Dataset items
►

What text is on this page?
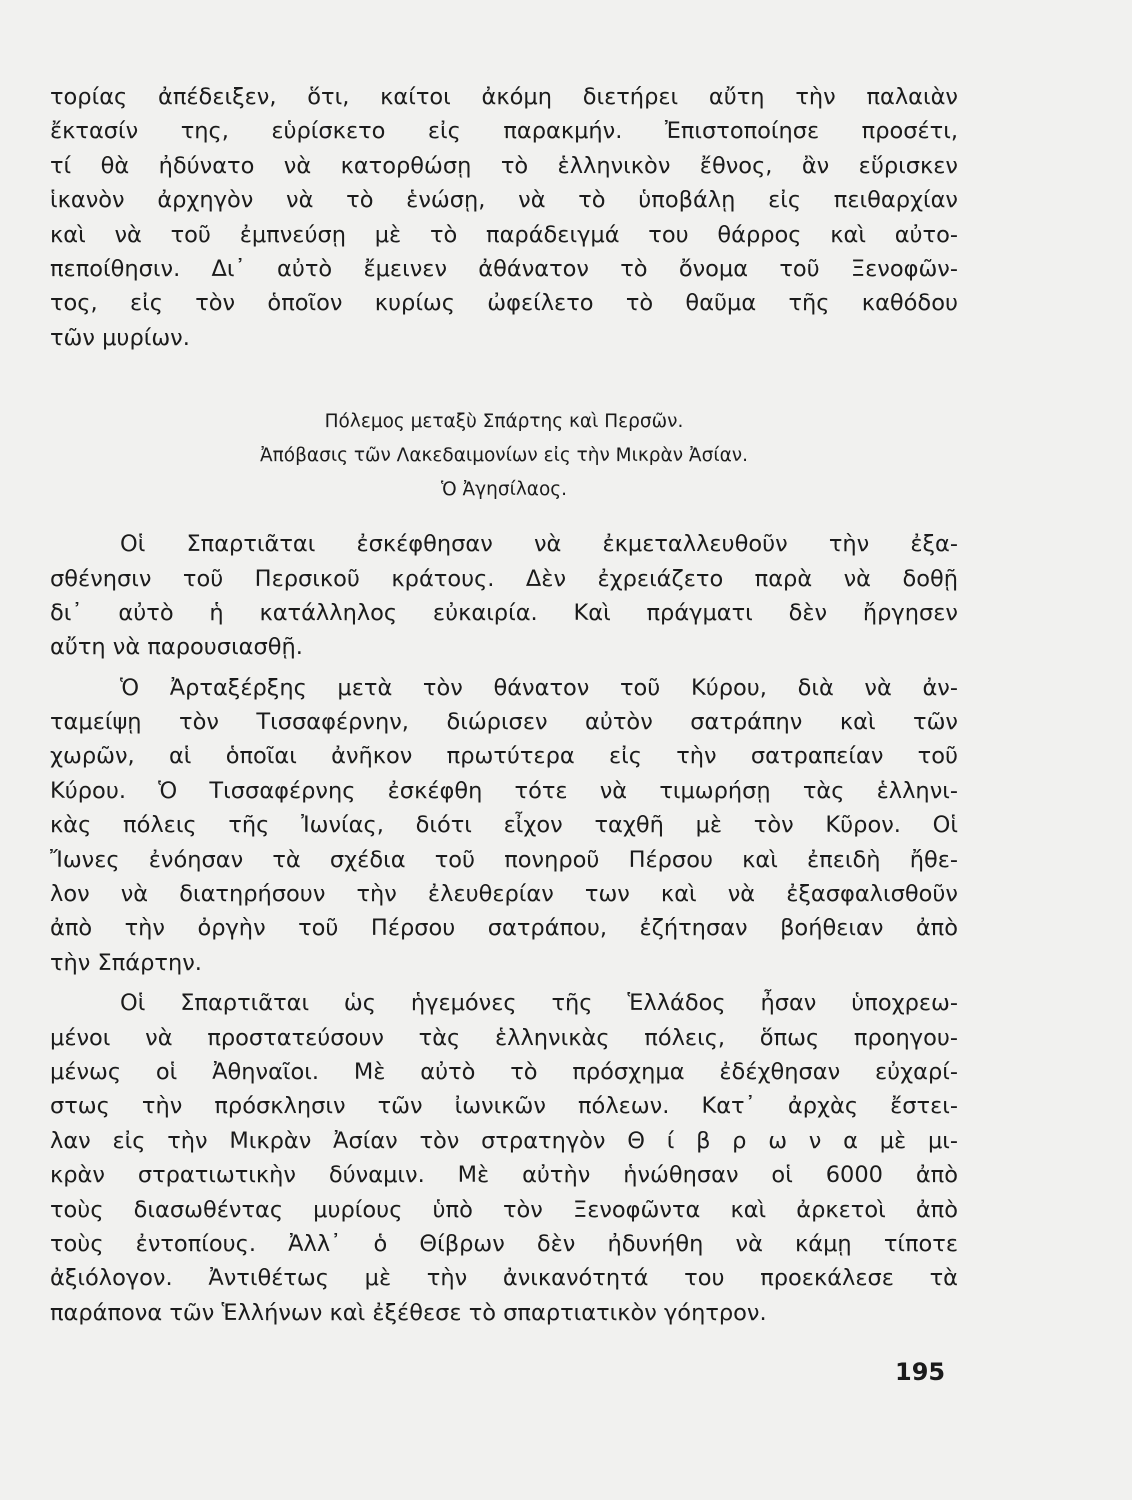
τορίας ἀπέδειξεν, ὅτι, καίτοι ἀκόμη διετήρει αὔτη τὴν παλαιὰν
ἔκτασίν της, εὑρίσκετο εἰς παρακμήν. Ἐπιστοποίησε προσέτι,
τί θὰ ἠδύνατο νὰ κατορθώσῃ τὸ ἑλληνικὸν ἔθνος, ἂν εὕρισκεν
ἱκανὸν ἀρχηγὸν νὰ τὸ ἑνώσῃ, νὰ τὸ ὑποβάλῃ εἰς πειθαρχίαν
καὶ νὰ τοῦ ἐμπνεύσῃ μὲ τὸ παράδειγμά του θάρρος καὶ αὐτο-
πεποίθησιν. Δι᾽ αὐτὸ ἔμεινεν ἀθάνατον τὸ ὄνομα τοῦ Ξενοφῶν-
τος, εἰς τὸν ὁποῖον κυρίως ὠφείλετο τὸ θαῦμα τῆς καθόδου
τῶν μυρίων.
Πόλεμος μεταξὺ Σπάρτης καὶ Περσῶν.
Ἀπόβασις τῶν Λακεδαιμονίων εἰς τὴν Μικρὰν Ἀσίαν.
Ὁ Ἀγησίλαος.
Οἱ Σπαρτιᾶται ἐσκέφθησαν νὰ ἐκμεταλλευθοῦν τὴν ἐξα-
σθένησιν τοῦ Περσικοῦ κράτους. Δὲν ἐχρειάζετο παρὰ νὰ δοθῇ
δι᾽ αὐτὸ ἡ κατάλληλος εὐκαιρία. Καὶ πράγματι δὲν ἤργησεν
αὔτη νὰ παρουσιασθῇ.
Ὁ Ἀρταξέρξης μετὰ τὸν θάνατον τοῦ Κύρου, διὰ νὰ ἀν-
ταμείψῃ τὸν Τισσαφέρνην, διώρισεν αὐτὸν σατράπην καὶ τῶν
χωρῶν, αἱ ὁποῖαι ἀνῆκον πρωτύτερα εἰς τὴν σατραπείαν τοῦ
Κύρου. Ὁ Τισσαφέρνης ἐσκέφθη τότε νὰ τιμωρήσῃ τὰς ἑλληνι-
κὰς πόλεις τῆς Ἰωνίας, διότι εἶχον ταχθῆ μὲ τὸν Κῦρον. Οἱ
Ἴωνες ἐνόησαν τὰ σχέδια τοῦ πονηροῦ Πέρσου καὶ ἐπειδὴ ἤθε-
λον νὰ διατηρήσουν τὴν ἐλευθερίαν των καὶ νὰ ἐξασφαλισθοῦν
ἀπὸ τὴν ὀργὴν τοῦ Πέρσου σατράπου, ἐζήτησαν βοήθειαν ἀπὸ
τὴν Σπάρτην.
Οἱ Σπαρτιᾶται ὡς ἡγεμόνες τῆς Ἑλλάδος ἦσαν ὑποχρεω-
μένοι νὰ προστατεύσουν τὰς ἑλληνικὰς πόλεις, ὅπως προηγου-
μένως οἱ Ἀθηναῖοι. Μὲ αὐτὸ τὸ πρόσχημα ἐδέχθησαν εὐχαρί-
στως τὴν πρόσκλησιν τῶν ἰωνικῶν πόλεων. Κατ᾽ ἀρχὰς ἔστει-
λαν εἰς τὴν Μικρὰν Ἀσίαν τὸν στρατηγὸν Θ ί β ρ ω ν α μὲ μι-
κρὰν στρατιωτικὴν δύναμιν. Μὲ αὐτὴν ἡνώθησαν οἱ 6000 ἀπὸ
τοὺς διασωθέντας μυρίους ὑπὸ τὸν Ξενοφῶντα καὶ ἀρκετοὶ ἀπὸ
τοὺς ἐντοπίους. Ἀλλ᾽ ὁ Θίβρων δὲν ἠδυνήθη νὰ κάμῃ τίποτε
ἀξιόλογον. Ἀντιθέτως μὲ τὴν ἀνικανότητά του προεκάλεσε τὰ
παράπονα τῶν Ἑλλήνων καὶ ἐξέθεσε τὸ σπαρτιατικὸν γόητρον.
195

◄
►

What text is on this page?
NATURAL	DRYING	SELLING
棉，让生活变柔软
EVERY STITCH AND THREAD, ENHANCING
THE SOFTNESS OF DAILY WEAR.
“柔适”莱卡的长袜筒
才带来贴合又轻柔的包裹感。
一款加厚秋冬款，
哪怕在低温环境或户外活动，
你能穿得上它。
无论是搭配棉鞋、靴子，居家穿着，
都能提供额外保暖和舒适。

◄

**Requirement:** Which lines contain "Ἀσίαν"? Show each of them.

**Reply to the task:**
Ἀπόβασις τῶν Λακεδαιμονίων εἰς τὴν Μικρὰν Ἀσίαν.
λαν εἰς τὴν Μικρὰν Ἀσίαν τὸν στρατηγὸν Θ ί β ρ ω ν α μὲ μι-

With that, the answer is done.